Collected data

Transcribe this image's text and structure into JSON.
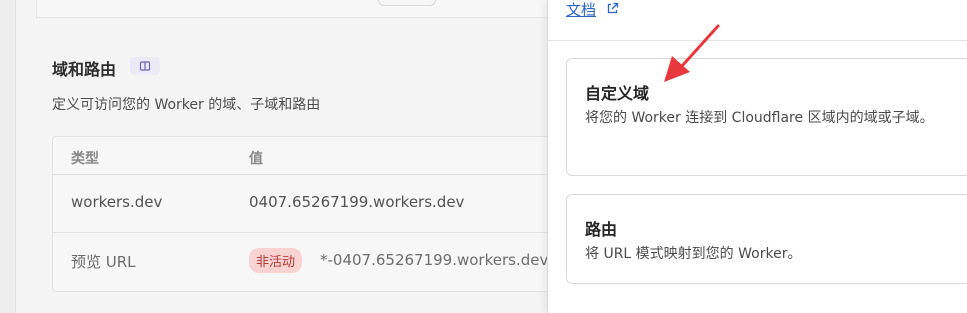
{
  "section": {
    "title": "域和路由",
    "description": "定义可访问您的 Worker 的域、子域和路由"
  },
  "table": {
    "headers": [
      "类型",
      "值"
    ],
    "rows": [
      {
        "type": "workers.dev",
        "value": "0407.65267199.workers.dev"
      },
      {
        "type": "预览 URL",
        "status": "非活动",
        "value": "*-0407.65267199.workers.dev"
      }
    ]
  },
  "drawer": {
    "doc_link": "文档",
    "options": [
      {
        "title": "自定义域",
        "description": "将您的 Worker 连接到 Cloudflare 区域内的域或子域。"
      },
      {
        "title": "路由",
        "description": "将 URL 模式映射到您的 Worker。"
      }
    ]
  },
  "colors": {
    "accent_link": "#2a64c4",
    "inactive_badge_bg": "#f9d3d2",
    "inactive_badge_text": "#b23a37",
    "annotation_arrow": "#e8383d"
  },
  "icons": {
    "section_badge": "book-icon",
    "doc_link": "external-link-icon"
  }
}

* **INSTRUCTIONS FOR THE TASK**
Copy the material exactly. Do not include the pictures.

* **RESULT FOR THIS EXERCISE**
Transcribe this image's text and structure into JSON.
{
  "section": {
    "title": "域和路由",
    "description": "定义可访问您的 Worker 的域、子域和路由"
  },
  "table": {
    "headers": [
      "类型",
      "值"
    ],
    "rows": [
      {
        "type": "workers.dev",
        "value": "0407.65267199.workers.dev"
      },
      {
        "type": "预览 URL",
        "status": "非活动",
        "value": "*-0407.65267199.workers.dev"
      }
    ]
  },
  "drawer": {
    "doc_link": "文档",
    "options": [
      {
        "title": "自定义域",
        "description": "将您的 Worker 连接到 Cloudflare 区域内的域或子域。"
      },
      {
        "title": "路由",
        "description": "将 URL 模式映射到您的 Worker。"
      }
    ]
  },
  "colors": {
    "accent_link": "#2a64c4",
    "inactive_badge_bg": "#f9d3d2",
    "inactive_badge_text": "#b23a37",
    "annotation_arrow": "#e8383d"
  },
  "icons": {
    "section_badge": "book-icon",
    "doc_link": "external-link-icon"
  }
}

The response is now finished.